## WHAT YOU HAVE TO DO
Scan the lines below for the word "name". Copy each line you find it in.

[A block of data]
►
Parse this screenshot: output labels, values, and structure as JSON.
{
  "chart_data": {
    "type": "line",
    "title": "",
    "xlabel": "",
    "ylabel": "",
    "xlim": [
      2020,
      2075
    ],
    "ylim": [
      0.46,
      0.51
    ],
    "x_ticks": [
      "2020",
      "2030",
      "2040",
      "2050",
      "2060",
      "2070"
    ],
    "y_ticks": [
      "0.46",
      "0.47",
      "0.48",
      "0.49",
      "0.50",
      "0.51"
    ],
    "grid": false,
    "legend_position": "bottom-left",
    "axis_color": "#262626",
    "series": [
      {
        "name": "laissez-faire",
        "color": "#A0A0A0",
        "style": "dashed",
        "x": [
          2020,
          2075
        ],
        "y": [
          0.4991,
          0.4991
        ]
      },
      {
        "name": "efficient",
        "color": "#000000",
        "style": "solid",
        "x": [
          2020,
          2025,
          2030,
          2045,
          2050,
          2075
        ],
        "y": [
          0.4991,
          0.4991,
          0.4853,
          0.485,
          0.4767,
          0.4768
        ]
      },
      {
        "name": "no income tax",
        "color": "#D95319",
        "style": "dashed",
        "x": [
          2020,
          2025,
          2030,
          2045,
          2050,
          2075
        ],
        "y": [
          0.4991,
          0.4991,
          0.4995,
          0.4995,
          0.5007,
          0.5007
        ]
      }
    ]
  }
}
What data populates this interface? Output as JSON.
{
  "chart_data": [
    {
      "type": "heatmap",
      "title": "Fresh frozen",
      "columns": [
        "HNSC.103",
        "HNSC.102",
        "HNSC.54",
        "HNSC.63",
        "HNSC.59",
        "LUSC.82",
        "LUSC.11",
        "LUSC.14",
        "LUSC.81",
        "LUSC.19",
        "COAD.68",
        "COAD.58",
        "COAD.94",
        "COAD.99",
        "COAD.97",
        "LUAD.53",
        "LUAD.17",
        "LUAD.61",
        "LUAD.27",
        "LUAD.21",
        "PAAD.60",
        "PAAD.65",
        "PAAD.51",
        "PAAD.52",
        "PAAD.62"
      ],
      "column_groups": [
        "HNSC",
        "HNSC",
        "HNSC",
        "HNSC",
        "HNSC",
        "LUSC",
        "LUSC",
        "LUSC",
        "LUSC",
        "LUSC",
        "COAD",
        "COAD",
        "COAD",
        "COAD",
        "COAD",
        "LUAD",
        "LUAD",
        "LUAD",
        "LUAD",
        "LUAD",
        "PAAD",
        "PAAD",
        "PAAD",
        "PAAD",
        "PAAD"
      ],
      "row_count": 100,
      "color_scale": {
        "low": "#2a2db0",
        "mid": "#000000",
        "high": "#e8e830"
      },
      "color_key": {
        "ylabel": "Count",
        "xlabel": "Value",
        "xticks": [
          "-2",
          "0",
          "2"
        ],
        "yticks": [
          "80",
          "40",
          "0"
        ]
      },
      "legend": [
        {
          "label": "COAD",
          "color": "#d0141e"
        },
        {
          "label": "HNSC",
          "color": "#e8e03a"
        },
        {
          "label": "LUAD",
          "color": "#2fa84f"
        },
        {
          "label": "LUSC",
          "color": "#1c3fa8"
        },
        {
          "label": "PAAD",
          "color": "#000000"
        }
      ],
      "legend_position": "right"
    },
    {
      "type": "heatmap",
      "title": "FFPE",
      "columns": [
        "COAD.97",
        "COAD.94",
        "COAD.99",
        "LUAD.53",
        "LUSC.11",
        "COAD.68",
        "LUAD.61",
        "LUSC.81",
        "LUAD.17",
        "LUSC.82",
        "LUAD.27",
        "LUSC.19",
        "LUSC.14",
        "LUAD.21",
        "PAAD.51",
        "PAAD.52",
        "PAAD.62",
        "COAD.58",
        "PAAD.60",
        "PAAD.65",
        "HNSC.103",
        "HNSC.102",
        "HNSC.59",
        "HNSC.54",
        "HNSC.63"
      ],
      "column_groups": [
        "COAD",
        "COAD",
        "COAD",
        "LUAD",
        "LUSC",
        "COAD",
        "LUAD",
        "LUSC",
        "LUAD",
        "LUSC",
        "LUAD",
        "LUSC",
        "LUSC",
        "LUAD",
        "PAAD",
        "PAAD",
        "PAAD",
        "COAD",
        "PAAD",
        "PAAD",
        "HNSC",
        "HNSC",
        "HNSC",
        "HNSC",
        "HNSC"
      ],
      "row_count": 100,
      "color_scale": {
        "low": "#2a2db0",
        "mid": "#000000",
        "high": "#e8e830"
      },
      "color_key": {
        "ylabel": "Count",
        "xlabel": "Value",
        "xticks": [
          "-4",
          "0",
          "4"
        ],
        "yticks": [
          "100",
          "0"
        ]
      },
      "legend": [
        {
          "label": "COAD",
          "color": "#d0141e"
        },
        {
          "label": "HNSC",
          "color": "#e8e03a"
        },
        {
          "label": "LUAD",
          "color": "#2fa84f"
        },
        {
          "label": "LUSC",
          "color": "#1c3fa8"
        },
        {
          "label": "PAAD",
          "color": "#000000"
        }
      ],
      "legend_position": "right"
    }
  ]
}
◄
## ANSWER TO THE PROBLEM
        "name": "laissez-faire",
        "name": "efficient",
        "name": "no income tax",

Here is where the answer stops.